__DATA ENTRIES__

• • • • •

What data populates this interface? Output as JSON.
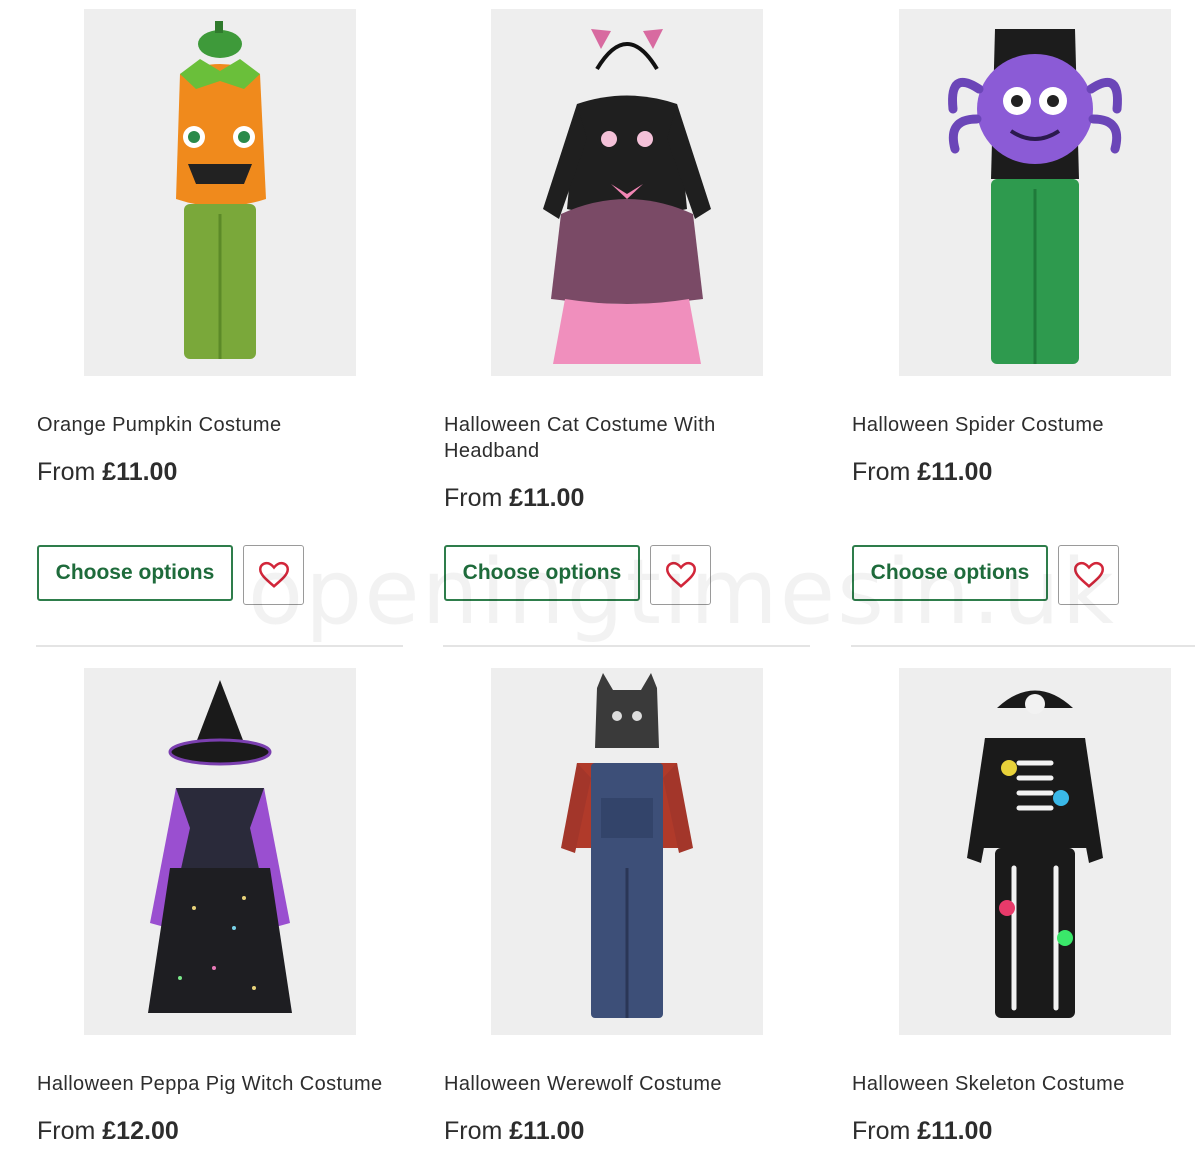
{
  "products": [
    {
      "name": "Orange Pumpkin Costume",
      "price_prefix": "From",
      "price": "£11.00",
      "cta": "Choose options",
      "icon": "heart-icon"
    },
    {
      "name": "Halloween Cat Costume With Headband",
      "price_prefix": "From",
      "price": "£11.00",
      "cta": "Choose options",
      "icon": "heart-icon"
    },
    {
      "name": "Halloween Spider Costume",
      "price_prefix": "From",
      "price": "£11.00",
      "cta": "Choose options",
      "icon": "heart-icon"
    },
    {
      "name": "Halloween Peppa Pig Witch Costume",
      "price_prefix": "From",
      "price": "£12.00"
    },
    {
      "name": "Halloween Werewolf Costume",
      "price_prefix": "From",
      "price": "£11.00"
    },
    {
      "name": "Halloween Skeleton Costume",
      "price_prefix": "From",
      "price": "£11.00"
    }
  ],
  "watermark": "openingtimesin.uk",
  "colors": {
    "accent": "#2e7d4b",
    "heart": "#d2263a",
    "image_bg": "#eeeeee"
  }
}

• • • • •

__REQUIREMENTS__
Repeat the material above verbatim, with no pictures in the output.

__WRITTEN SOLUTION__
What data populates this interface? Output as JSON.
{
  "products": [
    {
      "name": "Orange Pumpkin Costume",
      "price_prefix": "From",
      "price": "£11.00",
      "cta": "Choose options",
      "icon": "heart-icon"
    },
    {
      "name": "Halloween Cat Costume With Headband",
      "price_prefix": "From",
      "price": "£11.00",
      "cta": "Choose options",
      "icon": "heart-icon"
    },
    {
      "name": "Halloween Spider Costume",
      "price_prefix": "From",
      "price": "£11.00",
      "cta": "Choose options",
      "icon": "heart-icon"
    },
    {
      "name": "Halloween Peppa Pig Witch Costume",
      "price_prefix": "From",
      "price": "£12.00"
    },
    {
      "name": "Halloween Werewolf Costume",
      "price_prefix": "From",
      "price": "£11.00"
    },
    {
      "name": "Halloween Skeleton Costume",
      "price_prefix": "From",
      "price": "£11.00"
    }
  ],
  "watermark": "openingtimesin.uk",
  "colors": {
    "accent": "#2e7d4b",
    "heart": "#d2263a",
    "image_bg": "#eeeeee"
  }
}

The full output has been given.